**What the task requires**
Copy every line of the rows below word for word. Leave out the pictures.

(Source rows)

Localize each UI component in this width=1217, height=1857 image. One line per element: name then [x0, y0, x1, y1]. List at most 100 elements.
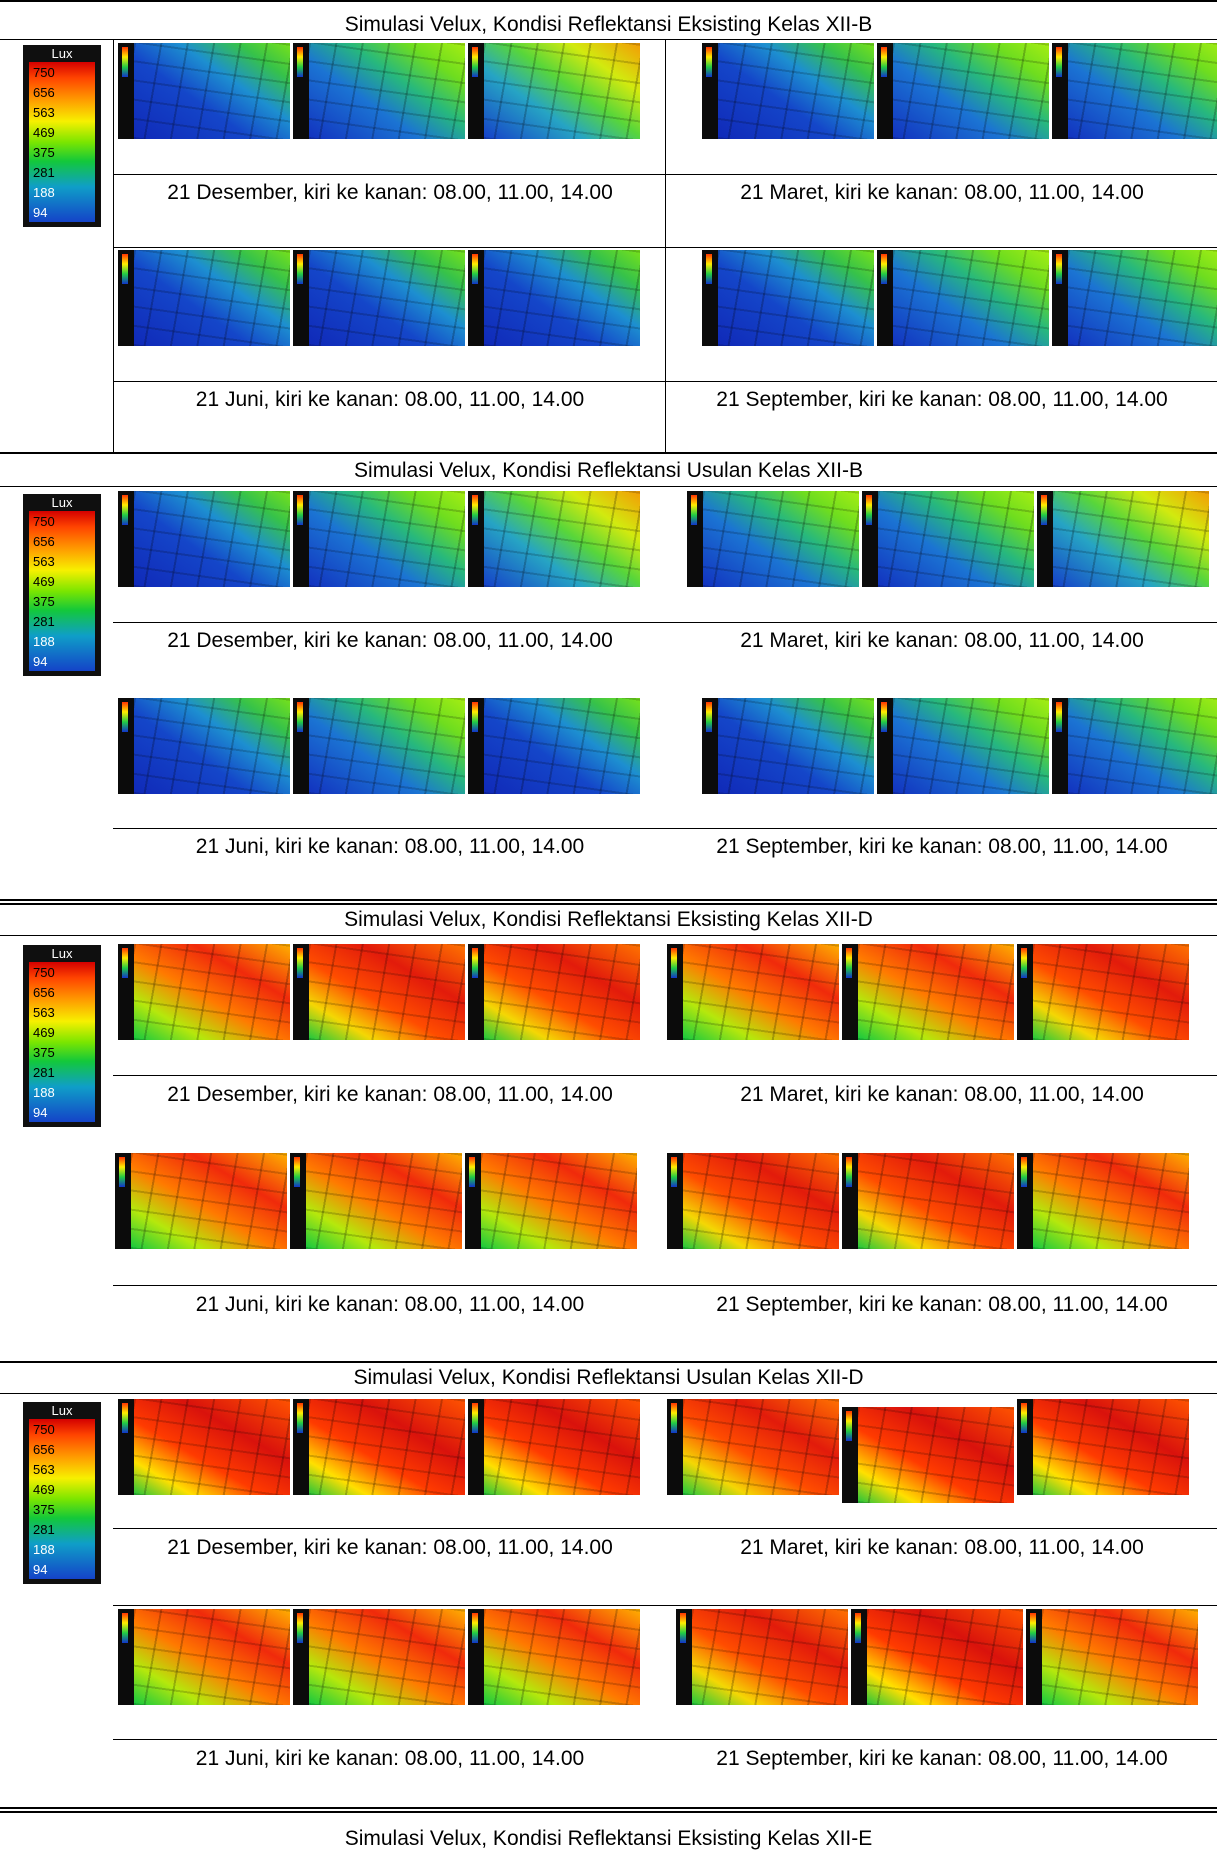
simulation-image-0800: [667, 944, 839, 1040]
simulation-row-september: [702, 250, 1217, 346]
simulation-image-0800: [118, 43, 290, 139]
simulation-row-march: [687, 491, 1212, 587]
section-rule: [0, 452, 1217, 454]
legend-ticks: 750 656 563 469 375 281 188 94: [33, 963, 85, 1123]
simulation-row-december: [118, 944, 643, 1040]
simulation-row-december: [118, 491, 643, 587]
legend-ticks: 750 656 563 469 375 281 188 94: [33, 512, 85, 672]
legend-tick: 469: [33, 1025, 55, 1040]
legend-tick: 94: [33, 654, 48, 669]
simulation-row-december: [118, 43, 643, 139]
simulation-image-1100: [293, 1609, 465, 1705]
legend-tick: 375: [33, 1045, 55, 1060]
legend-tick: 188: [33, 634, 55, 649]
simulation-image-1400: [468, 250, 640, 346]
table-rule: [0, 39, 1217, 40]
simulation-image-1400: [1052, 43, 1217, 139]
simulation-image-0800: [118, 944, 290, 1040]
legend-color-bar: [29, 62, 95, 222]
column-rule: [665, 40, 666, 452]
section-title: Simulasi Velux, Kondisi Reflektansi Eksi…: [344, 908, 873, 931]
simulation-image-0800: [118, 698, 290, 794]
caption-september: 21 September, kiri ke kanan: 08.00, 11.0…: [716, 1747, 1168, 1770]
legend-tick: 656: [33, 534, 55, 549]
section-proposed-xii-d: Simulasi Velux, Kondisi Reflektansi Usul…: [0, 1361, 1217, 1807]
table-rule: [113, 1075, 1217, 1076]
table-rule: [0, 486, 1217, 487]
simulation-image-1100: [877, 698, 1049, 794]
legend-tick: 469: [33, 574, 55, 589]
legend-tick: 375: [33, 145, 55, 160]
simulation-image-0800: [667, 1399, 839, 1495]
simulation-image-0800: [118, 250, 290, 346]
section-existing-xii-e: Simulasi Velux, Kondisi Reflektansi Eksi…: [0, 1813, 1217, 1857]
legend-tick: 375: [33, 1502, 55, 1517]
legend-tick: 375: [33, 594, 55, 609]
legend-unit: Lux: [51, 1403, 73, 1418]
lux-legend: Lux 750 656 563 469 375 281 188 94: [23, 1402, 101, 1584]
caption-june: 21 Juni, kiri ke kanan: 08.00, 11.00, 14…: [195, 835, 585, 858]
legend-tick: 656: [33, 1442, 55, 1457]
legend-tick: 94: [33, 1562, 48, 1577]
caption-march: 21 Maret, kiri ke kanan: 08.00, 11.00, 1…: [740, 181, 1144, 204]
legend-tick: 750: [33, 965, 55, 980]
simulation-image-1100: [293, 944, 465, 1040]
simulation-image-1100: [290, 1153, 462, 1249]
simulation-image-1400: [1017, 1399, 1189, 1495]
table-rule: [113, 1605, 1217, 1606]
simulation-image-1100: [877, 250, 1049, 346]
legend-tick: 281: [33, 165, 55, 180]
caption-march: 21 Maret, kiri ke kanan: 08.00, 11.00, 1…: [740, 629, 1144, 652]
simulation-row-december: [118, 1399, 643, 1495]
simulation-image-1100: [293, 698, 465, 794]
simulation-image-1400: [1052, 698, 1217, 794]
section-title: Simulasi Velux, Kondisi Reflektansi Usul…: [353, 1366, 864, 1389]
section-title: Simulasi Velux, Kondisi Reflektansi Usul…: [354, 459, 863, 482]
simulation-image-1400: [468, 698, 640, 794]
caption-december: 21 Desember, kiri ke kanan: 08.00, 11.00…: [167, 1536, 613, 1559]
legend-unit: Lux: [51, 46, 73, 61]
caption-june: 21 Juni, kiri ke kanan: 08.00, 11.00, 14…: [195, 1293, 585, 1316]
simulation-image-1400: [1017, 1153, 1189, 1249]
simulation-row-march: [702, 43, 1217, 139]
simulation-row-march: [667, 944, 1192, 1040]
simulation-image-1400: [1026, 1609, 1198, 1705]
simulation-image-1100: [293, 1399, 465, 1495]
table-rule: [113, 1285, 1217, 1286]
legend-tick: 94: [33, 1105, 48, 1120]
legend-ticks: 750 656 563 469 375 281 188 94: [33, 63, 85, 223]
section-existing-xii-d: Simulasi Velux, Kondisi Reflektansi Eksi…: [0, 905, 1217, 1361]
legend-tick: 563: [33, 1462, 55, 1477]
section-rule: [0, 1361, 1217, 1363]
legend-tick: 563: [33, 105, 55, 120]
simulation-image-1400: [1037, 491, 1209, 587]
lux-legend: Lux 750 656 563 469 375 281 188 94: [23, 945, 101, 1127]
simulation-image-1100: [842, 944, 1014, 1040]
table-rule: [113, 381, 1217, 382]
legend-tick: 94: [33, 205, 48, 220]
caption-june: 21 Juni, kiri ke kanan: 08.00, 11.00, 14…: [195, 1747, 585, 1770]
legend-tick: 469: [33, 125, 55, 140]
simulation-image-0800: [702, 43, 874, 139]
legend-tick: 750: [33, 65, 55, 80]
caption-march: 21 Maret, kiri ke kanan: 08.00, 11.00, 1…: [740, 1083, 1144, 1106]
table-rule: [113, 828, 1217, 829]
simulation-image-0800: [702, 250, 874, 346]
table-rule: [0, 935, 1217, 936]
simulation-image-0800: [115, 1153, 287, 1249]
caption-june: 21 Juni, kiri ke kanan: 08.00, 11.00, 14…: [195, 388, 585, 411]
legend-tick: 281: [33, 1522, 55, 1537]
table-rule: [113, 247, 1217, 248]
simulation-image-1400: [465, 1153, 637, 1249]
simulation-image-1100: [851, 1609, 1023, 1705]
simulation-image-0800: [118, 1609, 290, 1705]
simulation-image-0800: [676, 1609, 848, 1705]
table-rule: [113, 1739, 1217, 1740]
section-title: Simulasi Velux, Kondisi Reflektansi Eksi…: [344, 1827, 873, 1850]
simulation-image-1400: [468, 944, 640, 1040]
section-existing-xii-b: Simulasi Velux, Kondisi Reflektansi Eksi…: [0, 0, 1217, 452]
legend-tick: 281: [33, 1065, 55, 1080]
caption-december: 21 Desember, kiri ke kanan: 08.00, 11.00…: [167, 629, 613, 652]
caption-march: 21 Maret, kiri ke kanan: 08.00, 11.00, 1…: [740, 1536, 1144, 1559]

**Response below**
Localize each UI component in this width=1217, height=1857 image. One line per element: name then [x0, y0, x1, y1]. List at most 100 elements.
simulation-image-0800: [667, 944, 839, 1040]
simulation-row-september: [702, 250, 1217, 346]
simulation-image-0800: [118, 43, 290, 139]
simulation-row-march: [687, 491, 1212, 587]
section-rule: [0, 452, 1217, 454]
legend-ticks: 750 656 563 469 375 281 188 94: [33, 963, 85, 1123]
simulation-row-december: [118, 944, 643, 1040]
simulation-row-december: [118, 491, 643, 587]
legend-ticks: 750 656 563 469 375 281 188 94: [33, 512, 85, 672]
legend-tick: 469: [33, 1025, 55, 1040]
legend-tick: 94: [33, 654, 48, 669]
simulation-row-december: [118, 43, 643, 139]
simulation-image-1100: [293, 1609, 465, 1705]
legend-tick: 375: [33, 1045, 55, 1060]
legend-tick: 188: [33, 634, 55, 649]
simulation-image-1400: [468, 250, 640, 346]
table-rule: [0, 39, 1217, 40]
simulation-image-1400: [1052, 43, 1217, 139]
simulation-image-0800: [118, 944, 290, 1040]
legend-color-bar: [29, 62, 95, 222]
column-rule: [665, 40, 666, 452]
section-title: Simulasi Velux, Kondisi Reflektansi Eksi…: [344, 908, 873, 931]
simulation-image-0800: [118, 698, 290, 794]
caption-september: 21 September, kiri ke kanan: 08.00, 11.0…: [716, 1747, 1168, 1770]
legend-tick: 656: [33, 534, 55, 549]
section-proposed-xii-d: Simulasi Velux, Kondisi Reflektansi Usul…: [0, 1361, 1217, 1807]
table-rule: [113, 1075, 1217, 1076]
table-rule: [0, 486, 1217, 487]
simulation-image-1100: [877, 698, 1049, 794]
legend-tick: 469: [33, 574, 55, 589]
legend-tick: 375: [33, 145, 55, 160]
simulation-image-0800: [667, 1399, 839, 1495]
simulation-image-0800: [118, 250, 290, 346]
section-existing-xii-e: Simulasi Velux, Kondisi Reflektansi Eksi…: [0, 1813, 1217, 1857]
legend-tick: 375: [33, 1502, 55, 1517]
legend-tick: 375: [33, 594, 55, 609]
legend-unit: Lux: [51, 1403, 73, 1418]
lux-legend: Lux 750 656 563 469 375 281 188 94: [23, 1402, 101, 1584]
caption-june: 21 Juni, kiri ke kanan: 08.00, 11.00, 14…: [195, 835, 585, 858]
legend-tick: 656: [33, 1442, 55, 1457]
legend-tick: 94: [33, 1562, 48, 1577]
caption-march: 21 Maret, kiri ke kanan: 08.00, 11.00, 1…: [740, 181, 1144, 204]
legend-tick: 750: [33, 965, 55, 980]
simulation-image-1100: [293, 944, 465, 1040]
simulation-image-1100: [290, 1153, 462, 1249]
simulation-image-1400: [1017, 1399, 1189, 1495]
table-rule: [113, 1605, 1217, 1606]
simulation-image-1100: [877, 250, 1049, 346]
legend-tick: 281: [33, 165, 55, 180]
caption-march: 21 Maret, kiri ke kanan: 08.00, 11.00, 1…: [740, 629, 1144, 652]
simulation-row-december: [118, 1399, 643, 1495]
simulation-image-1100: [293, 698, 465, 794]
simulation-image-1400: [1052, 698, 1217, 794]
section-title: Simulasi Velux, Kondisi Reflektansi Usul…: [353, 1366, 864, 1389]
section-title: Simulasi Velux, Kondisi Reflektansi Usul…: [354, 459, 863, 482]
simulation-image-1400: [468, 698, 640, 794]
caption-december: 21 Desember, kiri ke kanan: 08.00, 11.00…: [167, 1536, 613, 1559]
legend-unit: Lux: [51, 46, 73, 61]
caption-june: 21 Juni, kiri ke kanan: 08.00, 11.00, 14…: [195, 1293, 585, 1316]
simulation-image-1400: [1017, 1153, 1189, 1249]
simulation-row-march: [702, 43, 1217, 139]
simulation-row-march: [667, 944, 1192, 1040]
simulation-image-1400: [1026, 1609, 1198, 1705]
simulation-image-1100: [293, 1399, 465, 1495]
table-rule: [113, 1285, 1217, 1286]
legend-tick: 94: [33, 1105, 48, 1120]
legend-ticks: 750 656 563 469 375 281 188 94: [33, 63, 85, 223]
section-existing-xii-d: Simulasi Velux, Kondisi Reflektansi Eksi…: [0, 905, 1217, 1361]
legend-tick: 563: [33, 1462, 55, 1477]
section-rule: [0, 1361, 1217, 1363]
legend-tick: 563: [33, 105, 55, 120]
simulation-image-1400: [1037, 491, 1209, 587]
lux-legend: Lux 750 656 563 469 375 281 188 94: [23, 945, 101, 1127]
simulation-image-1100: [842, 944, 1014, 1040]
table-rule: [113, 381, 1217, 382]
legend-tick: 94: [33, 205, 48, 220]
caption-june: 21 Juni, kiri ke kanan: 08.00, 11.00, 14…: [195, 1747, 585, 1770]
legend-tick: 469: [33, 125, 55, 140]
simulation-image-0800: [702, 43, 874, 139]
legend-tick: 750: [33, 65, 55, 80]
caption-march: 21 Maret, kiri ke kanan: 08.00, 11.00, 1…: [740, 1083, 1144, 1106]
table-rule: [113, 828, 1217, 829]
simulation-image-0800: [702, 250, 874, 346]
table-rule: [0, 935, 1217, 936]
simulation-image-0800: [115, 1153, 287, 1249]
caption-june: 21 Juni, kiri ke kanan: 08.00, 11.00, 14…: [195, 388, 585, 411]
legend-tick: 281: [33, 1522, 55, 1537]
table-rule: [113, 247, 1217, 248]
simulation-image-1400: [465, 1153, 637, 1249]
simulation-image-1100: [851, 1609, 1023, 1705]
simulation-image-0800: [118, 1609, 290, 1705]
simulation-image-0800: [676, 1609, 848, 1705]
table-rule: [113, 1739, 1217, 1740]
section-title: Simulasi Velux, Kondisi Reflektansi Eksi…: [344, 1827, 873, 1850]
simulation-image-1400: [468, 944, 640, 1040]
section-existing-xii-b: Simulasi Velux, Kondisi Reflektansi Eksi…: [0, 0, 1217, 452]
legend-tick: 281: [33, 1065, 55, 1080]
caption-december: 21 Desember, kiri ke kanan: 08.00, 11.00…: [167, 629, 613, 652]
caption-march: 21 Maret, kiri ke kanan: 08.00, 11.00, 1…: [740, 1536, 1144, 1559]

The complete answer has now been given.